■ **Short problem**:
Go through the entries below and retype them exactly, omitting each picture.

■ **Provided records**:
^^^^

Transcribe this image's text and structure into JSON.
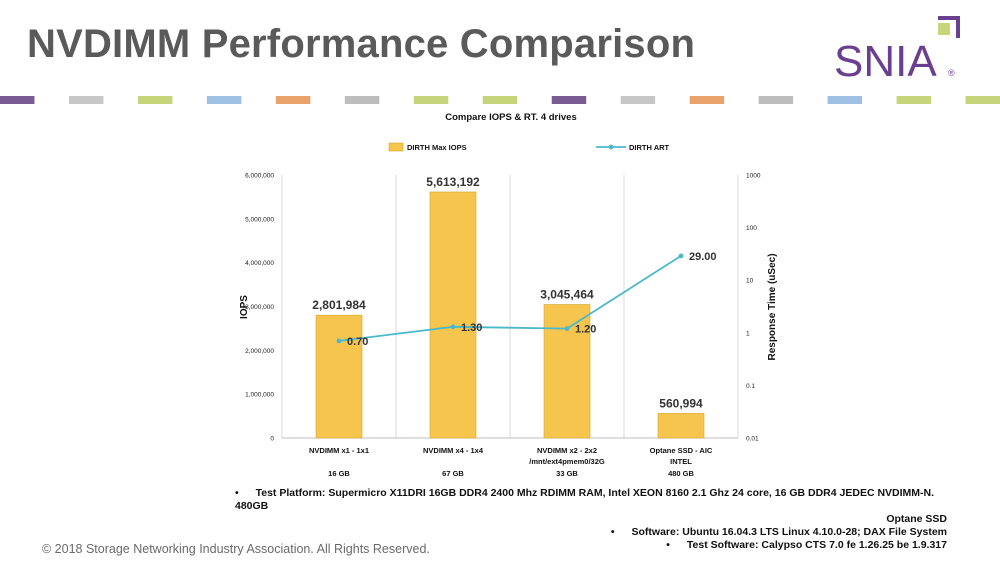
{
  "slide": {
    "title": "NVDIMM Performance Comparison",
    "logo_text": "SNIA",
    "logo_mark": "®",
    "copyright": "© 2018 Storage Networking Industry Association. All Rights Reserved.",
    "stripe_colors": [
      "#7b5c92",
      "#ffffff",
      "#c7c7c7",
      "#ffffff",
      "#c6d57a",
      "#ffffff",
      "#9ec0e2",
      "#ffffff",
      "#e9a26a",
      "#ffffff",
      "#bdbdbd",
      "#ffffff",
      "#c6d57a",
      "#ffffff",
      "#c6d57a",
      "#ffffff",
      "#7b5c92",
      "#ffffff",
      "#c7c7c7",
      "#ffffff",
      "#e9a26a",
      "#ffffff",
      "#bdbdbd",
      "#ffffff",
      "#9ec0e2",
      "#ffffff",
      "#c6d57a",
      "#ffffff",
      "#c6d57a"
    ]
  },
  "notes": {
    "bullet": "•",
    "platform_label": "Test Platform:",
    "platform_text": "Supermicro X11DRI 16GB DDR4 2400 Mhz RDIMM RAM, Intel XEON 8160 2.1 Ghz 24 core, 16 GB DDR4 JEDEC NVDIMM-N. 480GB",
    "platform_text2": "Optane SSD",
    "software_label": "Software:",
    "software_text": "Ubuntu 16.04.3 LTS Linux 4.10.0-28; DAX File System",
    "test_software_label": "Test Software:",
    "test_software_text": "Calypso CTS 7.0 fe 1.26.25 be 1.9.317"
  },
  "chart_data": {
    "type": "bar",
    "title": "Compare IOPS & RT. 4 drives",
    "categories": [
      "NVDIMM x1 - 1x1",
      "NVDIMM x4 - 1x4",
      "NVDIMM x2 - 2x2",
      "Optane SSD - AIC"
    ],
    "categories_line2": [
      "",
      "",
      "/mnt/ext4pmem0/32G",
      "INTEL"
    ],
    "capacities": [
      "16 GB",
      "67 GB",
      "33 GB",
      "480 GB"
    ],
    "series": [
      {
        "name": "DIRTH Max IOPS",
        "type": "bar",
        "axis": "left",
        "color": "#f5c54e",
        "values": [
          2801984,
          5613192,
          3045464,
          560994
        ],
        "labels": [
          "2,801,984",
          "5,613,192",
          "3,045,464",
          "560,994"
        ]
      },
      {
        "name": "DIRTH ART",
        "type": "line",
        "axis": "right",
        "color": "#4bb9c9",
        "values": [
          0.7,
          1.3,
          1.2,
          29.0
        ],
        "labels": [
          "0.70",
          "1.30",
          "1.20",
          "29.00"
        ]
      }
    ],
    "ylabel": "IOPS",
    "ylim": [
      0,
      6000000
    ],
    "yticks": [
      0,
      1000000,
      2000000,
      3000000,
      4000000,
      5000000,
      6000000
    ],
    "ytick_labels": [
      "0",
      "1,000,000",
      "2,000,000",
      "3,000,000",
      "4,000,000",
      "5,000,000",
      "6,000,000"
    ],
    "y2label": "Response Time (uSec)",
    "y2scale": "log",
    "y2lim": [
      0.01,
      1000
    ],
    "y2ticks": [
      0.01,
      0.1,
      1,
      10,
      100,
      1000
    ],
    "y2tick_labels": [
      "0.01",
      "0.1",
      "1",
      "10",
      "100",
      "1000"
    ],
    "legend_position": "top",
    "grid": "vertical category separators"
  }
}
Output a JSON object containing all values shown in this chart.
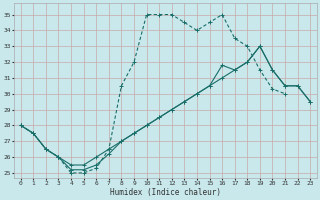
{
  "xlabel": "Humidex (Indice chaleur)",
  "bg_color": "#c8e8ec",
  "grid_color": "#b0d4d8",
  "line_color": "#1a6e68",
  "xlim": [
    -0.5,
    23.5
  ],
  "ylim": [
    24.7,
    35.7
  ],
  "yticks": [
    25,
    26,
    27,
    28,
    29,
    30,
    31,
    32,
    33,
    34,
    35
  ],
  "xticks": [
    0,
    1,
    2,
    3,
    4,
    5,
    6,
    7,
    8,
    9,
    10,
    11,
    12,
    13,
    14,
    15,
    16,
    17,
    18,
    19,
    20,
    21,
    22,
    23
  ],
  "s1_x": [
    0,
    1,
    2,
    3,
    4,
    5,
    6,
    7,
    8,
    9,
    10,
    11,
    12,
    13,
    14,
    15,
    16,
    17,
    18,
    19,
    20,
    21
  ],
  "s1_y": [
    28,
    27.5,
    26.5,
    26,
    25,
    25,
    25.3,
    26.5,
    30.5,
    32,
    35,
    35,
    35,
    34.5,
    34,
    34.5,
    35,
    33.5,
    33,
    31.5,
    30.3,
    30.0
  ],
  "s2_x": [
    0,
    1,
    2,
    3,
    4,
    5,
    6,
    7,
    8,
    9,
    10,
    11,
    12,
    13,
    14,
    15,
    16,
    17,
    18,
    19,
    20,
    21,
    22,
    23
  ],
  "s2_y": [
    28,
    27.5,
    26.5,
    26,
    25.2,
    25.2,
    25.5,
    26.2,
    27,
    27.5,
    28,
    28.5,
    29,
    29.5,
    30,
    30.5,
    31.8,
    31.5,
    32,
    33,
    31.5,
    30.5,
    30.5,
    29.5
  ],
  "s3_x": [
    0,
    1,
    2,
    3,
    4,
    5,
    6,
    7,
    8,
    9,
    10,
    11,
    12,
    13,
    14,
    15,
    16,
    17,
    18,
    19,
    20,
    21,
    22,
    23
  ],
  "s3_y": [
    28,
    27.5,
    26.5,
    26,
    25.5,
    25.5,
    26,
    26.5,
    27,
    27.5,
    28,
    28.5,
    29,
    29.5,
    30,
    30.5,
    31,
    31.5,
    32,
    33,
    31.5,
    30.5,
    30.5,
    29.5
  ]
}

^^^^

■ **Completed exercise**:
Transcribe this image's text and structure into JSON.
{
  "slide": {
    "title": "NVDIMM Performance Comparison",
    "logo_text": "SNIA",
    "logo_mark": "®",
    "copyright": "© 2018 Storage Networking Industry Association. All Rights Reserved.",
    "stripe_colors": [
      "#7b5c92",
      "#ffffff",
      "#c7c7c7",
      "#ffffff",
      "#c6d57a",
      "#ffffff",
      "#9ec0e2",
      "#ffffff",
      "#e9a26a",
      "#ffffff",
      "#bdbdbd",
      "#ffffff",
      "#c6d57a",
      "#ffffff",
      "#c6d57a",
      "#ffffff",
      "#7b5c92",
      "#ffffff",
      "#c7c7c7",
      "#ffffff",
      "#e9a26a",
      "#ffffff",
      "#bdbdbd",
      "#ffffff",
      "#9ec0e2",
      "#ffffff",
      "#c6d57a",
      "#ffffff",
      "#c6d57a"
    ]
  },
  "notes": {
    "bullet": "•",
    "platform_label": "Test Platform:",
    "platform_text": "Supermicro X11DRI 16GB DDR4 2400 Mhz RDIMM RAM, Intel XEON 8160 2.1 Ghz 24 core, 16 GB DDR4 JEDEC NVDIMM-N. 480GB",
    "platform_text2": "Optane SSD",
    "software_label": "Software:",
    "software_text": "Ubuntu 16.04.3 LTS Linux 4.10.0-28; DAX File System",
    "test_software_label": "Test Software:",
    "test_software_text": "Calypso CTS 7.0 fe 1.26.25 be 1.9.317"
  },
  "chart_data": {
    "type": "bar",
    "title": "Compare IOPS & RT. 4 drives",
    "categories": [
      "NVDIMM x1 - 1x1",
      "NVDIMM x4 - 1x4",
      "NVDIMM x2 - 2x2",
      "Optane SSD - AIC"
    ],
    "categories_line2": [
      "",
      "",
      "/mnt/ext4pmem0/32G",
      "INTEL"
    ],
    "capacities": [
      "16 GB",
      "67 GB",
      "33 GB",
      "480 GB"
    ],
    "series": [
      {
        "name": "DIRTH Max IOPS",
        "type": "bar",
        "axis": "left",
        "color": "#f5c54e",
        "values": [
          2801984,
          5613192,
          3045464,
          560994
        ],
        "labels": [
          "2,801,984",
          "5,613,192",
          "3,045,464",
          "560,994"
        ]
      },
      {
        "name": "DIRTH ART",
        "type": "line",
        "axis": "right",
        "color": "#4bb9c9",
        "values": [
          0.7,
          1.3,
          1.2,
          29.0
        ],
        "labels": [
          "0.70",
          "1.30",
          "1.20",
          "29.00"
        ]
      }
    ],
    "ylabel": "IOPS",
    "ylim": [
      0,
      6000000
    ],
    "yticks": [
      0,
      1000000,
      2000000,
      3000000,
      4000000,
      5000000,
      6000000
    ],
    "ytick_labels": [
      "0",
      "1,000,000",
      "2,000,000",
      "3,000,000",
      "4,000,000",
      "5,000,000",
      "6,000,000"
    ],
    "y2label": "Response Time (uSec)",
    "y2scale": "log",
    "y2lim": [
      0.01,
      1000
    ],
    "y2ticks": [
      0.01,
      0.1,
      1,
      10,
      100,
      1000
    ],
    "y2tick_labels": [
      "0.01",
      "0.1",
      "1",
      "10",
      "100",
      "1000"
    ],
    "legend_position": "top",
    "grid": "vertical category separators"
  }
}
Output a JSON object containing all values shown in this chart.
{
  "xlabel": "Humidex (Indice chaleur)",
  "bg_color": "#c8e8ec",
  "grid_color": "#b0d4d8",
  "line_color": "#1a6e68",
  "xlim": [
    -0.5,
    23.5
  ],
  "ylim": [
    24.7,
    35.7
  ],
  "yticks": [
    25,
    26,
    27,
    28,
    29,
    30,
    31,
    32,
    33,
    34,
    35
  ],
  "xticks": [
    0,
    1,
    2,
    3,
    4,
    5,
    6,
    7,
    8,
    9,
    10,
    11,
    12,
    13,
    14,
    15,
    16,
    17,
    18,
    19,
    20,
    21,
    22,
    23
  ],
  "s1_x": [
    0,
    1,
    2,
    3,
    4,
    5,
    6,
    7,
    8,
    9,
    10,
    11,
    12,
    13,
    14,
    15,
    16,
    17,
    18,
    19,
    20,
    21
  ],
  "s1_y": [
    28,
    27.5,
    26.5,
    26,
    25,
    25,
    25.3,
    26.5,
    30.5,
    32,
    35,
    35,
    35,
    34.5,
    34,
    34.5,
    35,
    33.5,
    33,
    31.5,
    30.3,
    30.0
  ],
  "s2_x": [
    0,
    1,
    2,
    3,
    4,
    5,
    6,
    7,
    8,
    9,
    10,
    11,
    12,
    13,
    14,
    15,
    16,
    17,
    18,
    19,
    20,
    21,
    22,
    23
  ],
  "s2_y": [
    28,
    27.5,
    26.5,
    26,
    25.2,
    25.2,
    25.5,
    26.2,
    27,
    27.5,
    28,
    28.5,
    29,
    29.5,
    30,
    30.5,
    31.8,
    31.5,
    32,
    33,
    31.5,
    30.5,
    30.5,
    29.5
  ],
  "s3_x": [
    0,
    1,
    2,
    3,
    4,
    5,
    6,
    7,
    8,
    9,
    10,
    11,
    12,
    13,
    14,
    15,
    16,
    17,
    18,
    19,
    20,
    21,
    22,
    23
  ],
  "s3_y": [
    28,
    27.5,
    26.5,
    26,
    25.5,
    25.5,
    26,
    26.5,
    27,
    27.5,
    28,
    28.5,
    29,
    29.5,
    30,
    30.5,
    31,
    31.5,
    32,
    33,
    31.5,
    30.5,
    30.5,
    29.5
  ]
}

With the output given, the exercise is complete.